= EXERCISE AIM =
List each line of the data that holds the string "JSON".
>> Begin MATERIAL FOR THIS EXERCISE
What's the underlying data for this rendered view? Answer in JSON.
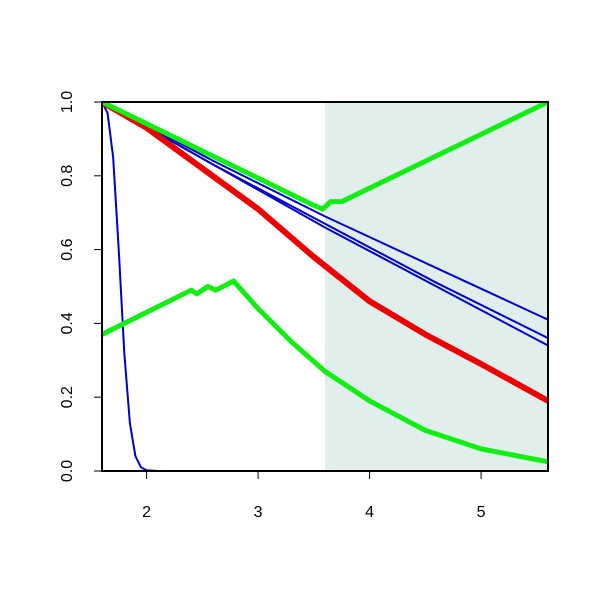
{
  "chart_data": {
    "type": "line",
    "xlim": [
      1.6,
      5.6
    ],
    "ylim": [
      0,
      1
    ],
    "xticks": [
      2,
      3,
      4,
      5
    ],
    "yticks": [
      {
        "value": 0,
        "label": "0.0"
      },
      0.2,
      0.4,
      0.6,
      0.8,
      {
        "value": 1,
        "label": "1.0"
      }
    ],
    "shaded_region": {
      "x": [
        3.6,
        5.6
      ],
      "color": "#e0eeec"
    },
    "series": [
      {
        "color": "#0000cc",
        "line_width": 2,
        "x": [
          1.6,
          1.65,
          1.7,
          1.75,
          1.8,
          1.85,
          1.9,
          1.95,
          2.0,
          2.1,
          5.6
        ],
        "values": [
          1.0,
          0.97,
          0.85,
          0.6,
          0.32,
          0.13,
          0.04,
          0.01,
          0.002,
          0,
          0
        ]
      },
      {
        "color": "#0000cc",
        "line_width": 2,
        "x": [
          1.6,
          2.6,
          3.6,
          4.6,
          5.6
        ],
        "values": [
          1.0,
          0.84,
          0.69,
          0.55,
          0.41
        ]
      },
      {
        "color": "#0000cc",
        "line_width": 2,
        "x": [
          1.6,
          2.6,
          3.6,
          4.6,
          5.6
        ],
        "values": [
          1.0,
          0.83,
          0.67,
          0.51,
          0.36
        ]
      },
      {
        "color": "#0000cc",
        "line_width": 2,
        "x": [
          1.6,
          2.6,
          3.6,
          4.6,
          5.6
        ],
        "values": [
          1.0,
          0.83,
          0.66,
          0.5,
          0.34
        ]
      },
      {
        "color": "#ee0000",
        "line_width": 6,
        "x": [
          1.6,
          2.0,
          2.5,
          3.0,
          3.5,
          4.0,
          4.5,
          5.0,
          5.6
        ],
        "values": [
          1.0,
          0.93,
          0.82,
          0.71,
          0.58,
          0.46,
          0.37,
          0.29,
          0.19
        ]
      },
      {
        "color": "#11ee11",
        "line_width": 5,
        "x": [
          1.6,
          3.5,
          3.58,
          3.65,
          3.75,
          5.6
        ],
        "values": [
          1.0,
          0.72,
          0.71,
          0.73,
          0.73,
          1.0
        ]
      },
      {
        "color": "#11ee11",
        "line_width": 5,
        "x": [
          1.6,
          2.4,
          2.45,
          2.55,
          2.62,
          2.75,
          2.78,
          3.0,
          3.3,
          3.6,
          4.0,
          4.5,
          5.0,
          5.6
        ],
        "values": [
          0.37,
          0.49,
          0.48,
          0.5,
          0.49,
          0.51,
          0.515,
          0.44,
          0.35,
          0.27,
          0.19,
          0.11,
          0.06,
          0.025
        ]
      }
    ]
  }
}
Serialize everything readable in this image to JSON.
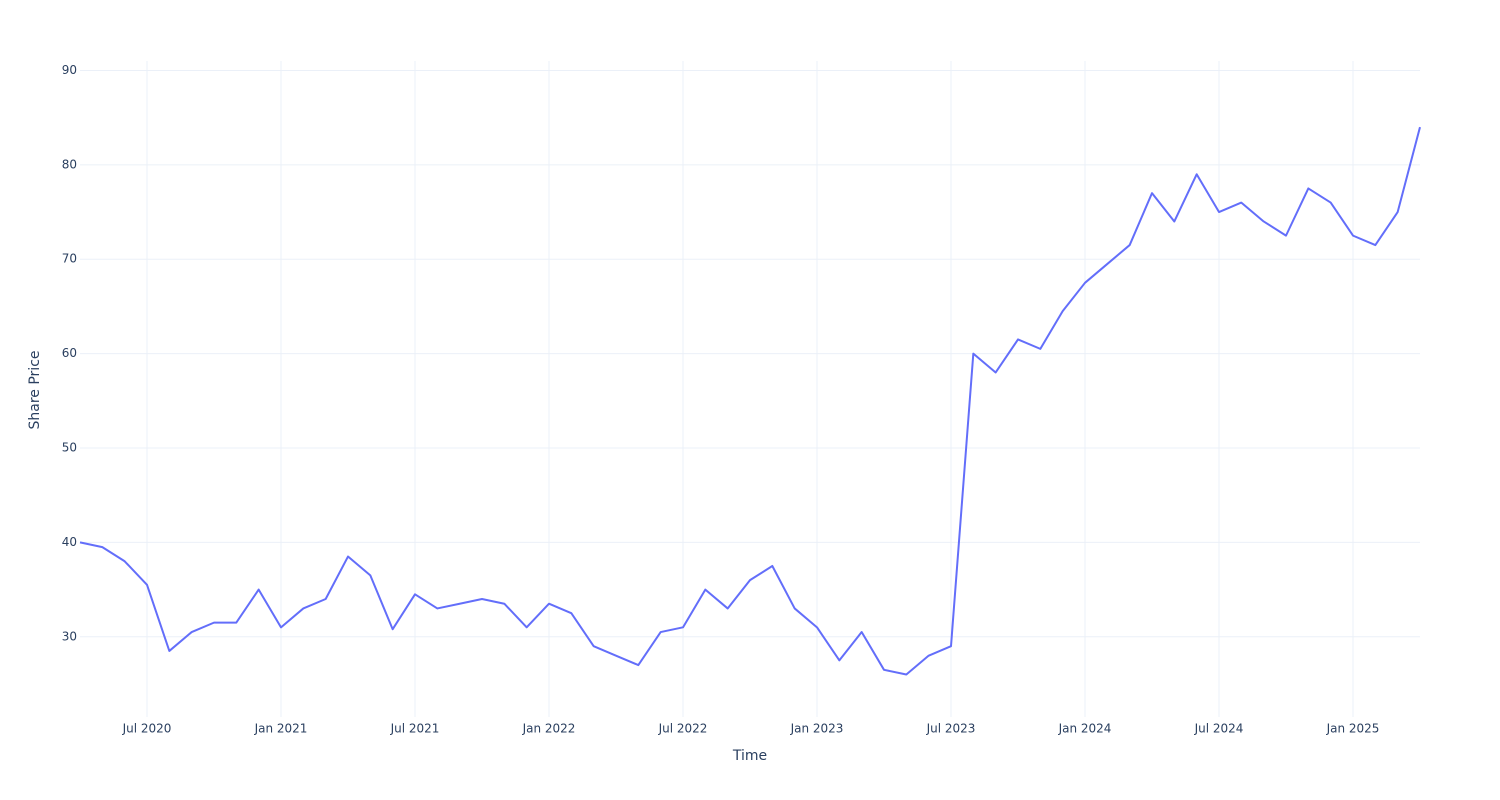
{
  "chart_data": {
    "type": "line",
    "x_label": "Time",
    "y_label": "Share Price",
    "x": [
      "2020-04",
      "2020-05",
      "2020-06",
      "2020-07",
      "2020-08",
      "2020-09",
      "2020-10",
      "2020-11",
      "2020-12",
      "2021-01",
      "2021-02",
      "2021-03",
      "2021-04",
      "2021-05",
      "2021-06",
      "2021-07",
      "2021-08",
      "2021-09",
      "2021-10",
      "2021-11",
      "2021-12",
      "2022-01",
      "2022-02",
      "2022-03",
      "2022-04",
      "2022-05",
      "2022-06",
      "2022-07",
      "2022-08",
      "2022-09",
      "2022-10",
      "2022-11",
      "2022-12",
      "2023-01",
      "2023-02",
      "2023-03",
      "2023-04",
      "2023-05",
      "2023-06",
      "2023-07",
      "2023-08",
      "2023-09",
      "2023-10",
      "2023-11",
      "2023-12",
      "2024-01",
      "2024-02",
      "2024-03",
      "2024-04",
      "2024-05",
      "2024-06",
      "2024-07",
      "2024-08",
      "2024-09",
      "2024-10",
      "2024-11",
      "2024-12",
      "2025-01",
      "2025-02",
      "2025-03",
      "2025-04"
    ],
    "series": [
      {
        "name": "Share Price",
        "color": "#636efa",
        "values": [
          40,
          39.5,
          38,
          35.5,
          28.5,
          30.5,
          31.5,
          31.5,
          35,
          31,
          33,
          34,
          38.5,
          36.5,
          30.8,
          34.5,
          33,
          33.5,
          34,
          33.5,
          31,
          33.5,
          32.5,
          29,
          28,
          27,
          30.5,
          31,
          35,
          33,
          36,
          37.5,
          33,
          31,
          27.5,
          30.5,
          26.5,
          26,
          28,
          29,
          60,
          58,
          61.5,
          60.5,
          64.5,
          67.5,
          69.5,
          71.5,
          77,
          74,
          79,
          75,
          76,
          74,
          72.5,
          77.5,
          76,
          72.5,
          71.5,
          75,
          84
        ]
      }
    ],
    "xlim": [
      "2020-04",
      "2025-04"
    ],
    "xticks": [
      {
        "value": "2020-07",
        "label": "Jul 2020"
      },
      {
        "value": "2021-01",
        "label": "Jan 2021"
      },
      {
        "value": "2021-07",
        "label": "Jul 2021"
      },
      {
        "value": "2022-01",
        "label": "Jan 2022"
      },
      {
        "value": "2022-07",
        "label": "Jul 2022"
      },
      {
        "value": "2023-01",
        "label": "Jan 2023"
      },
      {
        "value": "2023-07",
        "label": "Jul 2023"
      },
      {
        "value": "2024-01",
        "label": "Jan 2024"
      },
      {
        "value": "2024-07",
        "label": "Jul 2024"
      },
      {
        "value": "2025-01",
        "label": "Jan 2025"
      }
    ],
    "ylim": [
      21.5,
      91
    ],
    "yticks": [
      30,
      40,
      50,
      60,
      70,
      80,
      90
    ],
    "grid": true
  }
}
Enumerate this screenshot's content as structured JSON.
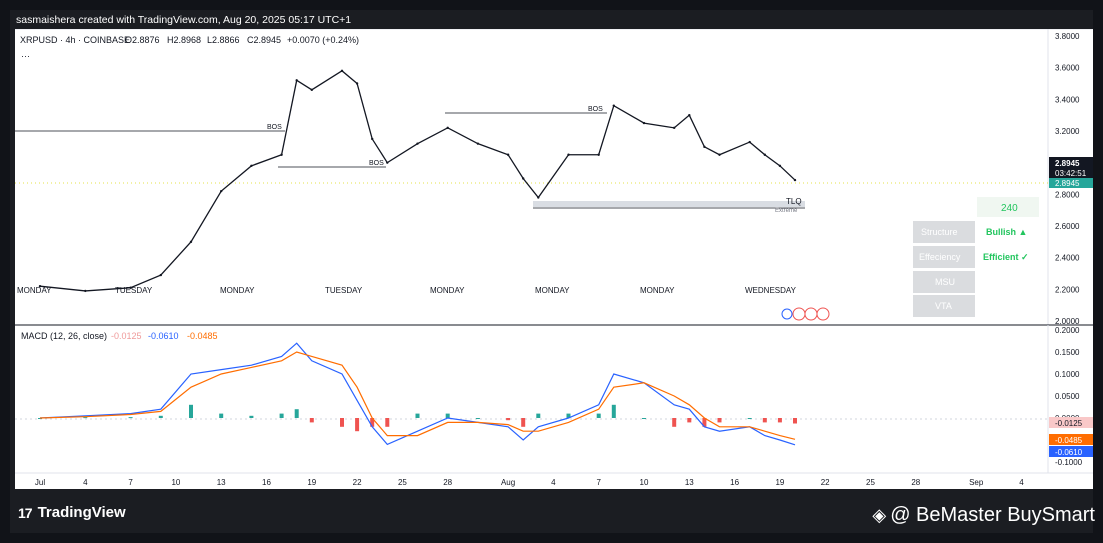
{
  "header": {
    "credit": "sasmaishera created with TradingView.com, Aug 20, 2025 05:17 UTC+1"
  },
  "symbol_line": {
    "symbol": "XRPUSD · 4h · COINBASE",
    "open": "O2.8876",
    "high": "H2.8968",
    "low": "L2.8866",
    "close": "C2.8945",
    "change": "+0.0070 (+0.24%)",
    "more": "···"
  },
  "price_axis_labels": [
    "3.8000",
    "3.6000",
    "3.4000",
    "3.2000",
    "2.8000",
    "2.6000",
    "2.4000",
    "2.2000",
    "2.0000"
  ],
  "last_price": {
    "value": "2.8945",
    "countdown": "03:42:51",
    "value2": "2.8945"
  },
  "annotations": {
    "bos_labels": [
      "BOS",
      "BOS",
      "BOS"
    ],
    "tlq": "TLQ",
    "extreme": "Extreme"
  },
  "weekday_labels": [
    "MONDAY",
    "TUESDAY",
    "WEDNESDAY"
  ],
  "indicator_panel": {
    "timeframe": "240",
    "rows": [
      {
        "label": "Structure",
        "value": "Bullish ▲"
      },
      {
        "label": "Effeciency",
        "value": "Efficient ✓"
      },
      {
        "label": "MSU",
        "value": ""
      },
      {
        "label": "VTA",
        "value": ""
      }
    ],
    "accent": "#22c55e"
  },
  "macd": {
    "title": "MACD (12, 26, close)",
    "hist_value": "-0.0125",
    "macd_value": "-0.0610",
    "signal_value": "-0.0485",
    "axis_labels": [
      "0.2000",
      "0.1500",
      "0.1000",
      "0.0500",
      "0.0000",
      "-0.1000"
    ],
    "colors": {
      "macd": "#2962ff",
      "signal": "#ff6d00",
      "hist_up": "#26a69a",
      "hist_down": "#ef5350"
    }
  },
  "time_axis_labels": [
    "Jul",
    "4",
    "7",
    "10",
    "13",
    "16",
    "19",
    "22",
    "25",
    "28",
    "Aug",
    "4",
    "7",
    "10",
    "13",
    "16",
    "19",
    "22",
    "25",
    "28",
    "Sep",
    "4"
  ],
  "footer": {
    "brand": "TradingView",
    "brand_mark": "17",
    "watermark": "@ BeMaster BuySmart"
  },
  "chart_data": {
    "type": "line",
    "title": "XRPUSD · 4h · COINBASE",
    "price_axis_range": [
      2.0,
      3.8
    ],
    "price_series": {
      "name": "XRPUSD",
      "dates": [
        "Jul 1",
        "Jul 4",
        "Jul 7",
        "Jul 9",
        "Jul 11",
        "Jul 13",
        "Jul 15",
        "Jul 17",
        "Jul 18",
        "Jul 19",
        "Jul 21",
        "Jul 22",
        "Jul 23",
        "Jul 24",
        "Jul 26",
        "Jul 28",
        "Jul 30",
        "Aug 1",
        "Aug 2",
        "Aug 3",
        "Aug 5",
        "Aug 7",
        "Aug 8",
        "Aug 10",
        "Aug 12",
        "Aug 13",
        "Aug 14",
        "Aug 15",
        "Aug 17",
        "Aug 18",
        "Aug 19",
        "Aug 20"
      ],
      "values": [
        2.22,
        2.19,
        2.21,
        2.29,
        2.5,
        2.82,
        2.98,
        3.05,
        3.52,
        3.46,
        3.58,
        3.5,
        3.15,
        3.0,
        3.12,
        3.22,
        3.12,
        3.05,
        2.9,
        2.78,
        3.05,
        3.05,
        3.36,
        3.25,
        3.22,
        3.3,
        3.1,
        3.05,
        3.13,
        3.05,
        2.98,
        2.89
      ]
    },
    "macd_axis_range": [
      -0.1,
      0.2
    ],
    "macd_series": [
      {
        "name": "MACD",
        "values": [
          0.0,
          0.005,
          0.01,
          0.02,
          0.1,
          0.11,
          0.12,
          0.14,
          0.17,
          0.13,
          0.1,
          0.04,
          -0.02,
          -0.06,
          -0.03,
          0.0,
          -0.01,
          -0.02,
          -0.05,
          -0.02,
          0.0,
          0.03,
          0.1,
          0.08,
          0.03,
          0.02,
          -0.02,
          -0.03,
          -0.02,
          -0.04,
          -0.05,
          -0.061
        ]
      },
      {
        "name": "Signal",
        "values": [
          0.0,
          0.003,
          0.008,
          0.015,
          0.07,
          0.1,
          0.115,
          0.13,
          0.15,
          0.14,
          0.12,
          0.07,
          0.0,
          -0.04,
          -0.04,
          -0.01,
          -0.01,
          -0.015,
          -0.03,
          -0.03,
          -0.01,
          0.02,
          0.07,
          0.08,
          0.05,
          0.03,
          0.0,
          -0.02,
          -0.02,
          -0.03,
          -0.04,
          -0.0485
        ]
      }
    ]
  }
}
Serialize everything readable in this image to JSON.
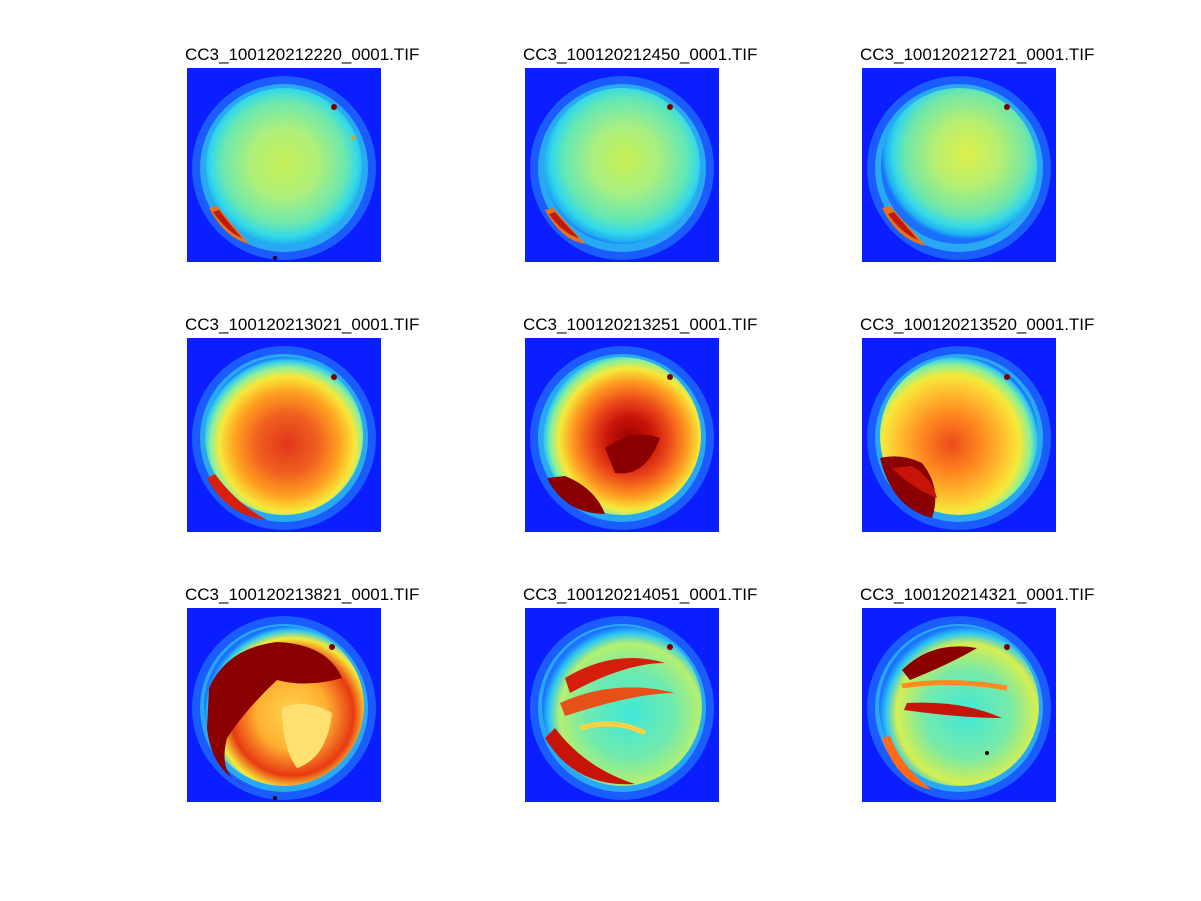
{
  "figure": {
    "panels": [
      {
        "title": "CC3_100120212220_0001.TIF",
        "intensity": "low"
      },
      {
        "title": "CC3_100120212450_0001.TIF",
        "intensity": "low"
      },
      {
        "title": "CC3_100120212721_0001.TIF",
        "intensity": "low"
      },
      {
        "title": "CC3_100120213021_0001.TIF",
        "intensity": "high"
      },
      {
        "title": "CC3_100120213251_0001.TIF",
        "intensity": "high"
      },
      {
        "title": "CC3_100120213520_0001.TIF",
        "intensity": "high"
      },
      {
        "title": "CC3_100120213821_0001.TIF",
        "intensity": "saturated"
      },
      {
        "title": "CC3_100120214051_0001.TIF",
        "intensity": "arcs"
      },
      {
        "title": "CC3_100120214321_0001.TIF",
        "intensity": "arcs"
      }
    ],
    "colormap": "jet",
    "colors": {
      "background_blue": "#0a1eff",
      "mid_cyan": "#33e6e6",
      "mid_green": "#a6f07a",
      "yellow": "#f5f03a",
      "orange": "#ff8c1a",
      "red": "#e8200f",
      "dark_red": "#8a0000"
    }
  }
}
>> End MATERIAL FOR THIS EXERCISE
= RESULT OF THIS EXERCISE =
What's the underlying data for this rendered view? Answer in JSON.
Serialize everything readable in this image to JSON.
Enumerate this screenshot's content as structured JSON.
Serialize everything readable in this image to JSON.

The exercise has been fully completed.